Assignment: All lines holding the word "therapies" in the listing below need to be copied.

Entries provided:
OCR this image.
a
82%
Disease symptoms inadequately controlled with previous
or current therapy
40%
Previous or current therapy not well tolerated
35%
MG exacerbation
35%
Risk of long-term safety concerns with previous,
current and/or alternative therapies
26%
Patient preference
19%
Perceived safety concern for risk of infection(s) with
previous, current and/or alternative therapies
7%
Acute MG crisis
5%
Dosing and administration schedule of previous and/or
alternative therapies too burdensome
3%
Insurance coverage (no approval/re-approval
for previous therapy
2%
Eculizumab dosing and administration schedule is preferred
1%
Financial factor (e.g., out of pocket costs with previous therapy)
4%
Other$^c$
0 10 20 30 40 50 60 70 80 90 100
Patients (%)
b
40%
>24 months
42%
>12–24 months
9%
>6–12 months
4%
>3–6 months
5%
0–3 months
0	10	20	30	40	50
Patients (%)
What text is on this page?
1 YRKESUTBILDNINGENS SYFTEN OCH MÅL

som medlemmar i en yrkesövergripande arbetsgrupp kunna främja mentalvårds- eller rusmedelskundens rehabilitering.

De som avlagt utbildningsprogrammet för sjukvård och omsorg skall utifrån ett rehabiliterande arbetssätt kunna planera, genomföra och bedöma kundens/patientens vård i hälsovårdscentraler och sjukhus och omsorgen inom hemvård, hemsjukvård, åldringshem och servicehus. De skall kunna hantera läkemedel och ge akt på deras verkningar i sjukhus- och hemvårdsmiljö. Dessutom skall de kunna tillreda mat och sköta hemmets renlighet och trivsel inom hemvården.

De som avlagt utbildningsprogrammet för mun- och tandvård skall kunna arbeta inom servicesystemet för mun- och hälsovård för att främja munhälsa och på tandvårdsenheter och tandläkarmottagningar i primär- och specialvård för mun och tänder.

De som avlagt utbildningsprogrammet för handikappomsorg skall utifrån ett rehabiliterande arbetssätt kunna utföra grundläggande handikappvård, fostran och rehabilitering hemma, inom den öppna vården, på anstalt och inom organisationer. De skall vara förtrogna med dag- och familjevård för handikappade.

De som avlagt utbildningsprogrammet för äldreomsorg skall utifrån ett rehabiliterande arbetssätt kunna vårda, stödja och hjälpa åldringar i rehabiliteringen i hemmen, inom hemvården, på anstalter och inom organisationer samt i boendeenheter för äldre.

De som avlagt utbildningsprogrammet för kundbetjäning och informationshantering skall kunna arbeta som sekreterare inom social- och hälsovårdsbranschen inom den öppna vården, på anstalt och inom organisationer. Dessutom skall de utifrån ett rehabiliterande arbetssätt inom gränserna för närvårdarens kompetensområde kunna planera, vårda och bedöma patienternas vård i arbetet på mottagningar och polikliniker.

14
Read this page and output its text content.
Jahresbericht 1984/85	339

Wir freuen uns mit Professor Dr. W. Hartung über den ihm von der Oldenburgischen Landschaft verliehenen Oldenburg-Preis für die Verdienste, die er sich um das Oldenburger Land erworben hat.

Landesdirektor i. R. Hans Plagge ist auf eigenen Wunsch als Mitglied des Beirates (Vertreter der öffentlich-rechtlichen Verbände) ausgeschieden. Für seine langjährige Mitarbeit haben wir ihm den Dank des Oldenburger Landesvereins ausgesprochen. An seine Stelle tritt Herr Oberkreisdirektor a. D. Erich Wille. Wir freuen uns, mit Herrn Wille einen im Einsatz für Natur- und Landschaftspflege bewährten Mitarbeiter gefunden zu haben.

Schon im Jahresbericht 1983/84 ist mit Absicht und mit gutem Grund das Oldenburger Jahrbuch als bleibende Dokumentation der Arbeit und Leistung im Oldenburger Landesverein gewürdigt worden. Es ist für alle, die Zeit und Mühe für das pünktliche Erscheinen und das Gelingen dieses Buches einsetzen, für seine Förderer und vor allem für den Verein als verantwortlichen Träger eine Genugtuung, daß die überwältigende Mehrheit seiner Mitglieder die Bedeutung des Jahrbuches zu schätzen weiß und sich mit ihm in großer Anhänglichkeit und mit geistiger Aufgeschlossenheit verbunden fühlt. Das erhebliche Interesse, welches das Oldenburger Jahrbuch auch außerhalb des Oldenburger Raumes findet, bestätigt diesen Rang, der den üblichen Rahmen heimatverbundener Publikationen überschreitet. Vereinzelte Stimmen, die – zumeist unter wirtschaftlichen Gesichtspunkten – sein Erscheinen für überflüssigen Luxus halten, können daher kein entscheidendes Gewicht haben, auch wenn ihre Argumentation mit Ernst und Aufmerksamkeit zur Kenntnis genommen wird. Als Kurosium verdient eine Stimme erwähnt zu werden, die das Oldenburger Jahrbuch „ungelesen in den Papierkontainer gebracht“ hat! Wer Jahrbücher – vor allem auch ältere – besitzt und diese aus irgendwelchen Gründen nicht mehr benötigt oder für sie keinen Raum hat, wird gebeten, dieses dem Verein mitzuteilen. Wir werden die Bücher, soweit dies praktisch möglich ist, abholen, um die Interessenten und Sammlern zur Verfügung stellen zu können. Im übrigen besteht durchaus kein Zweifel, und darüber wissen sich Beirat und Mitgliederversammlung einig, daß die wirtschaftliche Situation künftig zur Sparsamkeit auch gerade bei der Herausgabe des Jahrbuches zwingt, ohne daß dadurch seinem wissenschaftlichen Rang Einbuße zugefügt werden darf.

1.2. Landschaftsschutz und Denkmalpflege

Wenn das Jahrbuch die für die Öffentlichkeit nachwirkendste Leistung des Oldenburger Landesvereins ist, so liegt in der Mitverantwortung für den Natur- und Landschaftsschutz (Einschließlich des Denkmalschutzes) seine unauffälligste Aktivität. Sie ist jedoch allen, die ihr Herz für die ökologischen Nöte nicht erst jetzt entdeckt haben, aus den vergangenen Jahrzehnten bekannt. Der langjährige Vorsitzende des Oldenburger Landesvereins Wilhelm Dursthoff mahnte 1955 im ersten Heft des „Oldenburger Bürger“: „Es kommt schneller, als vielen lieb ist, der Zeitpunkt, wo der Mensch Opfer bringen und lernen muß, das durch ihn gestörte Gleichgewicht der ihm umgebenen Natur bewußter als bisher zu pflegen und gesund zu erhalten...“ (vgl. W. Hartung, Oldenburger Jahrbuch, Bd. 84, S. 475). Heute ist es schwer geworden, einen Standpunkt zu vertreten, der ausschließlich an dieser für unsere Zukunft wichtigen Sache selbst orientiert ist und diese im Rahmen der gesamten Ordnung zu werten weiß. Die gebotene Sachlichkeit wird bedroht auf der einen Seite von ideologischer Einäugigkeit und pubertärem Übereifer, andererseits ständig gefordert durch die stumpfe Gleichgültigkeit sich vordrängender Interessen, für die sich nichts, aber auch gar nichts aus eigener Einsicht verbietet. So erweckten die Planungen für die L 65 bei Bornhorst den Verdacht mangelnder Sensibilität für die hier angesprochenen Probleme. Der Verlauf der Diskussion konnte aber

Answer for the task:
current and/or alternative therapies
previous, current and/or alternative therapies
alternative therapies too burdensome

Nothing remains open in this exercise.